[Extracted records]
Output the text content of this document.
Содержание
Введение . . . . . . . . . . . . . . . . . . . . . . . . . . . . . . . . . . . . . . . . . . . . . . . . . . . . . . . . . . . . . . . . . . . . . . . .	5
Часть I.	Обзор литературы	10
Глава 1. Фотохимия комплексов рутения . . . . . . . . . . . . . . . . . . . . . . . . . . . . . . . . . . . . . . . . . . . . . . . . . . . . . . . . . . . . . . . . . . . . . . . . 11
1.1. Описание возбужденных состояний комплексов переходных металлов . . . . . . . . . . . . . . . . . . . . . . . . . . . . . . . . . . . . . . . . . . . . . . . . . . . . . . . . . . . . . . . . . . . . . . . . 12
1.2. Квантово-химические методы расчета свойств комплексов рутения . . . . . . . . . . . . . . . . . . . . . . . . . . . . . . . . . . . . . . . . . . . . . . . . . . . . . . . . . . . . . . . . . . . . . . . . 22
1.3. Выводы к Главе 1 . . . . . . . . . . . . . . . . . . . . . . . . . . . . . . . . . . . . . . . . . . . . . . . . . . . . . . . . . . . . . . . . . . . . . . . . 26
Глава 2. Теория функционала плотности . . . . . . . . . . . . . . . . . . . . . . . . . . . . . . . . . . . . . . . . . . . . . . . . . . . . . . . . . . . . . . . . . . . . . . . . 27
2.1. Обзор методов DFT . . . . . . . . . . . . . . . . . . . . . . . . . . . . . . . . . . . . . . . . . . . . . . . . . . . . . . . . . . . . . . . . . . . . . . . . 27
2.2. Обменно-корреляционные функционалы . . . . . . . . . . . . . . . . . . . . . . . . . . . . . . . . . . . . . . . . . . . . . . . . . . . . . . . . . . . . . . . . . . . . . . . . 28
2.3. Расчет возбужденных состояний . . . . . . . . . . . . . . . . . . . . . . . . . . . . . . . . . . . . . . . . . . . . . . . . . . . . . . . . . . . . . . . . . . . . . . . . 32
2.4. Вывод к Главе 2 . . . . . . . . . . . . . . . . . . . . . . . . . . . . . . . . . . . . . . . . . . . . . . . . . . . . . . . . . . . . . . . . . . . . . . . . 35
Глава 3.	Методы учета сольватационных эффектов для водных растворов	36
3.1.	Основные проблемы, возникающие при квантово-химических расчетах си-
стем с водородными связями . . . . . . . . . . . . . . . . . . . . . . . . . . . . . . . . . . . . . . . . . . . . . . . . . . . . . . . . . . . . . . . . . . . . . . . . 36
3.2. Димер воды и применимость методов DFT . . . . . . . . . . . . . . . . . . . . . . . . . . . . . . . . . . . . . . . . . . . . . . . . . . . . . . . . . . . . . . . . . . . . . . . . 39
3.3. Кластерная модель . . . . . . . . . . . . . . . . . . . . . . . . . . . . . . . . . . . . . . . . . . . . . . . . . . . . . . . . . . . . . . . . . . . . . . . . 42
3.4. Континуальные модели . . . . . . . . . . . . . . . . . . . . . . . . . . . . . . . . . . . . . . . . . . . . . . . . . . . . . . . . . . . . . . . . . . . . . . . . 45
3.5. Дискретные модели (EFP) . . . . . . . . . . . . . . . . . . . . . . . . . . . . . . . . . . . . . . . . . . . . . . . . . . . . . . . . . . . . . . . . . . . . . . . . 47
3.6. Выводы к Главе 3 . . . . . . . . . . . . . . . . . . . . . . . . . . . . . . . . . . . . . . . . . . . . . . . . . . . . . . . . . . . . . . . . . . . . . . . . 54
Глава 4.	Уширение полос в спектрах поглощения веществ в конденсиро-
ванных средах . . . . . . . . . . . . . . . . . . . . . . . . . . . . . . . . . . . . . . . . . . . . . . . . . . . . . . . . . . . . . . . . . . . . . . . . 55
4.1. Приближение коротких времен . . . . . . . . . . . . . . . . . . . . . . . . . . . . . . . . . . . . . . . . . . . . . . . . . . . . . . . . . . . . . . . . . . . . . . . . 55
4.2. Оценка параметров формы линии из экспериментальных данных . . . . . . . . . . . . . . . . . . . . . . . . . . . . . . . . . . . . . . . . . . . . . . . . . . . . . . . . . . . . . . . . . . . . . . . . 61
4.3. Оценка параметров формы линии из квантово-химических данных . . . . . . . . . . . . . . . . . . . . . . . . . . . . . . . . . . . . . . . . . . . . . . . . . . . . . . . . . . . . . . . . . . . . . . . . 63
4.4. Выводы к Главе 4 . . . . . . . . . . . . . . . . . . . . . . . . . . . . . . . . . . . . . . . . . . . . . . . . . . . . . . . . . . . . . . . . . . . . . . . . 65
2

* Stated exercise
Report how many lines of the records above contain the word "химических", and give only that number.

* Exercise answer
2